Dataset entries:
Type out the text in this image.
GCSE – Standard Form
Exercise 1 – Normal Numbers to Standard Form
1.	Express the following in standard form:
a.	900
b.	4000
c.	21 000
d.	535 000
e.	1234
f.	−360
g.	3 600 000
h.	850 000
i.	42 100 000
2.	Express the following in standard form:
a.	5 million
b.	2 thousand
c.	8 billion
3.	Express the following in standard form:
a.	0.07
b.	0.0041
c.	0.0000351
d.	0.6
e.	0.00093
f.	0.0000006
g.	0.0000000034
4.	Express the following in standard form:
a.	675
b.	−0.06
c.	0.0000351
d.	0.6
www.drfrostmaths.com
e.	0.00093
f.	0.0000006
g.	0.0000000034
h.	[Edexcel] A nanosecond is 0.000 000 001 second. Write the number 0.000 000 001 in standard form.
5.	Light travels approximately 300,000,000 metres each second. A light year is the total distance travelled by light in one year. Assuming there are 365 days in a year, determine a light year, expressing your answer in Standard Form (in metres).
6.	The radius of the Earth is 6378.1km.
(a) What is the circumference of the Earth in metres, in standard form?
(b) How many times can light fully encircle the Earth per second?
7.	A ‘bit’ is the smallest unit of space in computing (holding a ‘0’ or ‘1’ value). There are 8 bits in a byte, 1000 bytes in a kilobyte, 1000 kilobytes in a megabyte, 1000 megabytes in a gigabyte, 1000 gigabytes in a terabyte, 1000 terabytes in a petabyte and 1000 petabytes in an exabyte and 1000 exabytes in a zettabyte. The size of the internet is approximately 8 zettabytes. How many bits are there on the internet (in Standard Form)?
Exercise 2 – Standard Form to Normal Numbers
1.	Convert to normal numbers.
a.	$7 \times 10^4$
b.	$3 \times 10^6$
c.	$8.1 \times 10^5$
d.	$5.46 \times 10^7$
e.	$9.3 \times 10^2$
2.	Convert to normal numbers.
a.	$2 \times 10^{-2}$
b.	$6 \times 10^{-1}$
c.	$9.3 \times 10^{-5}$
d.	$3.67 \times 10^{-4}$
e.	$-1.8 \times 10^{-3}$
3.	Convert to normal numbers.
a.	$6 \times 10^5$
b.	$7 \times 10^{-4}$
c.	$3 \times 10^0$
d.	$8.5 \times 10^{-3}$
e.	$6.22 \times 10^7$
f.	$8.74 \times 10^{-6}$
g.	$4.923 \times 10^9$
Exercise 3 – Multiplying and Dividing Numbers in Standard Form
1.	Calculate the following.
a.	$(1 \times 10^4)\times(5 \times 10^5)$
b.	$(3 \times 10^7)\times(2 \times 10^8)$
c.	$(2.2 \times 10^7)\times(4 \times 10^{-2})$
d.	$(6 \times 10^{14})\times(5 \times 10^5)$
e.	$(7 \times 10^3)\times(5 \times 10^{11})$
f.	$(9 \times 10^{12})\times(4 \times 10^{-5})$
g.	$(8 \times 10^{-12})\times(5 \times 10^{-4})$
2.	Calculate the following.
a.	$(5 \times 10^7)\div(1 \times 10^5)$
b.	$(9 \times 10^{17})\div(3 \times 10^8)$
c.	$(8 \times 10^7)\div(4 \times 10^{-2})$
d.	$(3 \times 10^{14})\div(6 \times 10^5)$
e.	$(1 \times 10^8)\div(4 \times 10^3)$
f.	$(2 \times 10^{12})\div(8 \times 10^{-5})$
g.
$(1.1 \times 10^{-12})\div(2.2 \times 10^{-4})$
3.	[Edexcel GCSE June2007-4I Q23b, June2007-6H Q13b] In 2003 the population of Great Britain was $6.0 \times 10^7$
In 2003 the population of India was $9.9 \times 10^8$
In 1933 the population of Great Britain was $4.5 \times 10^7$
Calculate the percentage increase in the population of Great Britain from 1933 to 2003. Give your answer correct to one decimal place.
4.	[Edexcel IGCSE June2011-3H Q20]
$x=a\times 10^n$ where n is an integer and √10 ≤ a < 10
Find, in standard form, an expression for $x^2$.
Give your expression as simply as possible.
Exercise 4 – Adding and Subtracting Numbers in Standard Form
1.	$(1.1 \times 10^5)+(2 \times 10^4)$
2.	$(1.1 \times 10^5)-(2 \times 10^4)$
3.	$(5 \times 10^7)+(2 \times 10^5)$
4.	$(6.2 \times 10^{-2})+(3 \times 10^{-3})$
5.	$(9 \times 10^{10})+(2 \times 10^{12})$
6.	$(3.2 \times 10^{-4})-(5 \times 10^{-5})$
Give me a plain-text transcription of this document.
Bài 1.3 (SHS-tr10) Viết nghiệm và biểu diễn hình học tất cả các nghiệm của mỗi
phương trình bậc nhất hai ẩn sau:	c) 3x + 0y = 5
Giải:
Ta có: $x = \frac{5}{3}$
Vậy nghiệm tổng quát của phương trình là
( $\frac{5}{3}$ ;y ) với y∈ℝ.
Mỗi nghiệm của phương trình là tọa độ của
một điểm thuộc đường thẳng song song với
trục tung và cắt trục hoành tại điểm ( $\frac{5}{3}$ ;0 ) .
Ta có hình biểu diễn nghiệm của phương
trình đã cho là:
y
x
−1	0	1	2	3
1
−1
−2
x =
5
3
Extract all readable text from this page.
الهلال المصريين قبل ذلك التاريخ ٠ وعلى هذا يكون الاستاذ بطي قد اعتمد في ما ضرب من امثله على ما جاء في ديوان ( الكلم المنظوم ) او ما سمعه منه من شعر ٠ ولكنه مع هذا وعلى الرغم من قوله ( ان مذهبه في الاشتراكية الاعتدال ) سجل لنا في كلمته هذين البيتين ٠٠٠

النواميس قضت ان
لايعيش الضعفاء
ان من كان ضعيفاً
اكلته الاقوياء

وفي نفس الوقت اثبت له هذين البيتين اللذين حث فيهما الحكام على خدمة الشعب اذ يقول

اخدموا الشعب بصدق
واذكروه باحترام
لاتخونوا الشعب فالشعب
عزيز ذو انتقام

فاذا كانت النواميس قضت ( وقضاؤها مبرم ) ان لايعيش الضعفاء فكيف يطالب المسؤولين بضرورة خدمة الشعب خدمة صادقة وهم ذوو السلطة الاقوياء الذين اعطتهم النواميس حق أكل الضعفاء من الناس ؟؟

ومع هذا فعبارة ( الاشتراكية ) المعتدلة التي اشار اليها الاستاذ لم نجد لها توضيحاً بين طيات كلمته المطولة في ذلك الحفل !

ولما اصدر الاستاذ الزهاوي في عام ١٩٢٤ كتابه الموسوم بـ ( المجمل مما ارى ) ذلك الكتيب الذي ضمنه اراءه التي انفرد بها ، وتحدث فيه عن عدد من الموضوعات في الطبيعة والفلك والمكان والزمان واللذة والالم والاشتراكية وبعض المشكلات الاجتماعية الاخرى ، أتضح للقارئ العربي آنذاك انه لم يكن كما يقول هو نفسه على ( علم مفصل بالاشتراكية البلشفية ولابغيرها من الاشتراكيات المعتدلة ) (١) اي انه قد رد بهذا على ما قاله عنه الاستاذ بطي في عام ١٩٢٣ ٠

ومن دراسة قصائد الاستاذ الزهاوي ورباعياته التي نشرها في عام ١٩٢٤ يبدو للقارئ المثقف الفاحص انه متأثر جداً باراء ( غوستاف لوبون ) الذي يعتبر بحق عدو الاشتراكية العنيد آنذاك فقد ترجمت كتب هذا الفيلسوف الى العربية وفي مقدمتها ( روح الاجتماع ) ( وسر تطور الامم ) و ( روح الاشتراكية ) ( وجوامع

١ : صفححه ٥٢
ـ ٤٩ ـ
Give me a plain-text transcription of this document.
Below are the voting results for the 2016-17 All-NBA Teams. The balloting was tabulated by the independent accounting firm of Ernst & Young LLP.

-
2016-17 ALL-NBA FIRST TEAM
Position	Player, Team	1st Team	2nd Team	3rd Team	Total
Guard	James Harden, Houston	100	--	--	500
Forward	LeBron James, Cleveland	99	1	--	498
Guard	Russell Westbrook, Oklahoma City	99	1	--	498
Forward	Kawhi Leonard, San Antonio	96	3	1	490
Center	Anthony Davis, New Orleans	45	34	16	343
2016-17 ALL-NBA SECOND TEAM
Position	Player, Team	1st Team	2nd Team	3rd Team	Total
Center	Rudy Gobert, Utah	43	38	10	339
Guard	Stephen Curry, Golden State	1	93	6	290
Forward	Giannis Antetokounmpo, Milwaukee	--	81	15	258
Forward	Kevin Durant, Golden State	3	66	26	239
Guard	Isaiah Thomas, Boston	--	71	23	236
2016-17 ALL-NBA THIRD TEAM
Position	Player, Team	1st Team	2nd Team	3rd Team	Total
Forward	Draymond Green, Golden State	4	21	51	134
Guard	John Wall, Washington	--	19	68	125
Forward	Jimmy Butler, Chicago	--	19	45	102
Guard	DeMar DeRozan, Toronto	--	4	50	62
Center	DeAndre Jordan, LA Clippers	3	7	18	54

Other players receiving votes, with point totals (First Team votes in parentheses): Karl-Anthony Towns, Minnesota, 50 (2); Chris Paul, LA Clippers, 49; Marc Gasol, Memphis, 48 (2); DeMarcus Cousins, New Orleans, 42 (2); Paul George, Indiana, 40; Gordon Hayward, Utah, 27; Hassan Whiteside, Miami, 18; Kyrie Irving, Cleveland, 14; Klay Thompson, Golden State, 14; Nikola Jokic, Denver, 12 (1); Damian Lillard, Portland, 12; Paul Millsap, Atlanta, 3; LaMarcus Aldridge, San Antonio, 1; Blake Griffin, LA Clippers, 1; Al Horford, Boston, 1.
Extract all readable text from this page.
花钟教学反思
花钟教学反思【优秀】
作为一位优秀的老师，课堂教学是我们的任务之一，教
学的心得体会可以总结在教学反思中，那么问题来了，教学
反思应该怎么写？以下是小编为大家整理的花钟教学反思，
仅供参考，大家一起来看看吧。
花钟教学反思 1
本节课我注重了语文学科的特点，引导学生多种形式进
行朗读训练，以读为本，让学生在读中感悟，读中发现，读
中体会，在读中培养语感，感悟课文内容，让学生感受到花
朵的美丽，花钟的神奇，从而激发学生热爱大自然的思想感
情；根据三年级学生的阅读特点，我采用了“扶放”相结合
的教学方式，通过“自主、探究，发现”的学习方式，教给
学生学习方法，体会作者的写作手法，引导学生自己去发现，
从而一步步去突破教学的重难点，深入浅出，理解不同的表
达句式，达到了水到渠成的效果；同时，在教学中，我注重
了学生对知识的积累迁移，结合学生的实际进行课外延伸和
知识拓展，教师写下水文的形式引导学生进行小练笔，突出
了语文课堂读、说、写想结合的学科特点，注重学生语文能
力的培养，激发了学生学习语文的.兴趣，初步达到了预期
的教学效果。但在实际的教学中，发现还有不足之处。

*TASK DETAILS*: Determine how many lines of the data contain "expression" and give nothing but that number.

*RESULT FOR THIS TASK*: 2